Direction.
Copy nothing but the text: reproduce each line of the listing exactly and leave the pictures out.

(Records)
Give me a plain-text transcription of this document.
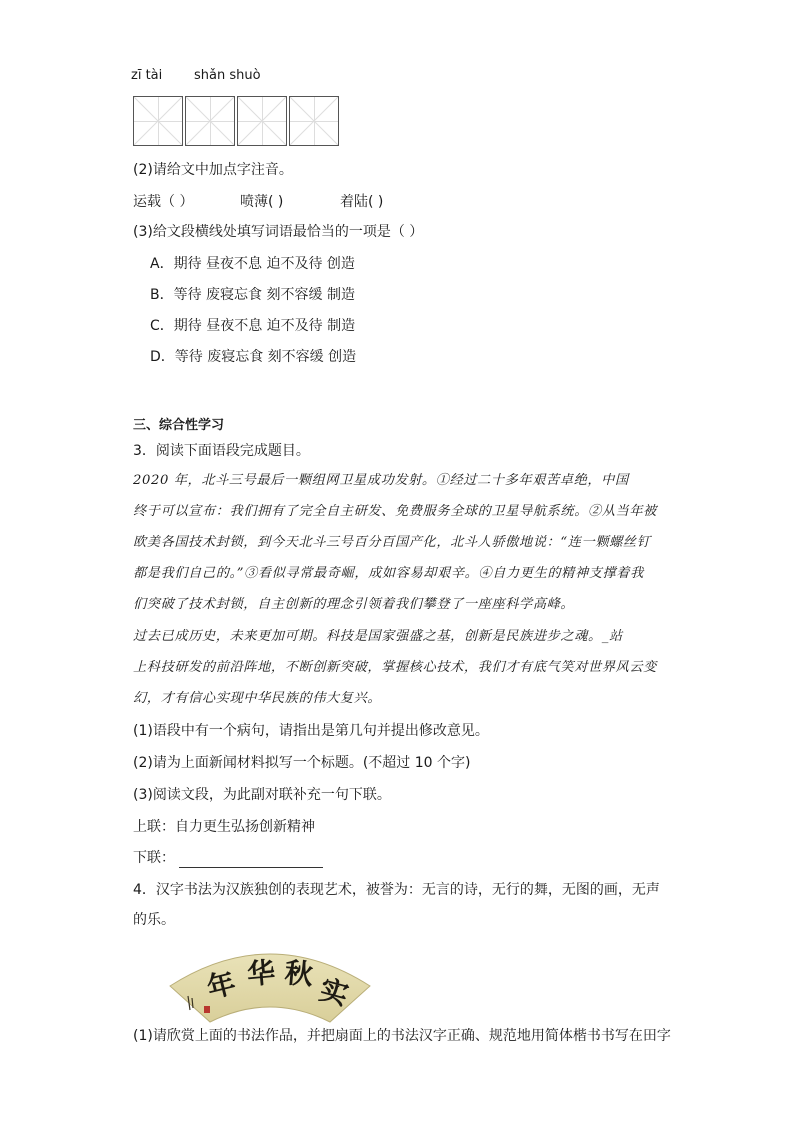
zī tài shǎn shuò
(2)请给文中加点字注音。
运载（ ）	喷薄( )	着陆( )
(3)给文段横线处填写词语最恰当的一项是（ ）
A．期待 昼夜不息 迫不及待 创造
B．等待 废寝忘食 刻不容缓 制造
C．期待 昼夜不息 迫不及待 制造
D．等待 废寝忘食 刻不容缓 创造
三、综合性学习
3．阅读下面语段完成题目。
2020 年，北斗三号最后一颗组网卫星成功发射。①经过二十多年艰苦卓绝，中国
终于可以宣布：我们拥有了完全自主研发、免费服务全球的卫星导航系统。②从当年被
欧美各国技术封锁，到今天北斗三号百分百国产化，北斗人骄傲地说：“连一颗螺丝钉
都是我们自己的。”③看似寻常最奇崛，成如容易却艰辛。④自力更生的精神支撑着我
们突破了技术封锁，自主创新的理念引领着我们攀登了一座座科学高峰。
过去已成历史，未来更加可期。科技是国家强盛之基，创新是民族进步之魂。_站
上科技研发的前沿阵地，不断创新突破，掌握核心技术，我们才有底气笑对世界风云变
幻，才有信心实现中华民族的伟大复兴。
(1)语段中有一个病句，请指出是第几句并提出修改意见。
(2)请为上面新闻材料拟写一个标题。(不超过 10 个字)
(3)阅读文段，为此副对联补充一句下联。
上联：自力更生弘扬创新精神
下联：
4．汉字书法为汉族独创的表现艺术，被誉为：无言的诗，无行的舞，无图的画，无声
的乐。
年 华 秋 实
(1)请欣赏上面的书法作品，并把扇面上的书法汉字正确、规范地用简体楷书书写在田字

Result of this task.
Give me a plain-text transcription of this document.
zī tài shǎn shuò
(2)请给文中加点字注音。
运载（ ）	喷薄( )	着陆( )
(3)给文段横线处填写词语最恰当的一项是（ ）
A．期待 昼夜不息 迫不及待 创造
B．等待 废寝忘食 刻不容缓 制造
C．期待 昼夜不息 迫不及待 制造
D．等待 废寝忘食 刻不容缓 创造
三、综合性学习
3．阅读下面语段完成题目。
2020 年，北斗三号最后一颗组网卫星成功发射。①经过二十多年艰苦卓绝，中国
终于可以宣布：我们拥有了完全自主研发、免费服务全球的卫星导航系统。②从当年被
欧美各国技术封锁，到今天北斗三号百分百国产化，北斗人骄傲地说：“连一颗螺丝钉
都是我们自己的。”③看似寻常最奇崛，成如容易却艰辛。④自力更生的精神支撑着我
们突破了技术封锁，自主创新的理念引领着我们攀登了一座座科学高峰。
过去已成历史，未来更加可期。科技是国家强盛之基，创新是民族进步之魂。_站
上科技研发的前沿阵地，不断创新突破，掌握核心技术，我们才有底气笑对世界风云变
幻，才有信心实现中华民族的伟大复兴。
(1)语段中有一个病句，请指出是第几句并提出修改意见。
(2)请为上面新闻材料拟写一个标题。(不超过 10 个字)
(3)阅读文段，为此副对联补充一句下联。
上联：自力更生弘扬创新精神
下联：
4．汉字书法为汉族独创的表现艺术，被誉为：无言的诗，无行的舞，无图的画，无声
的乐。
年 华 秋 实
(1)请欣赏上面的书法作品，并把扇面上的书法汉字正确、规范地用简体楷书书写在田字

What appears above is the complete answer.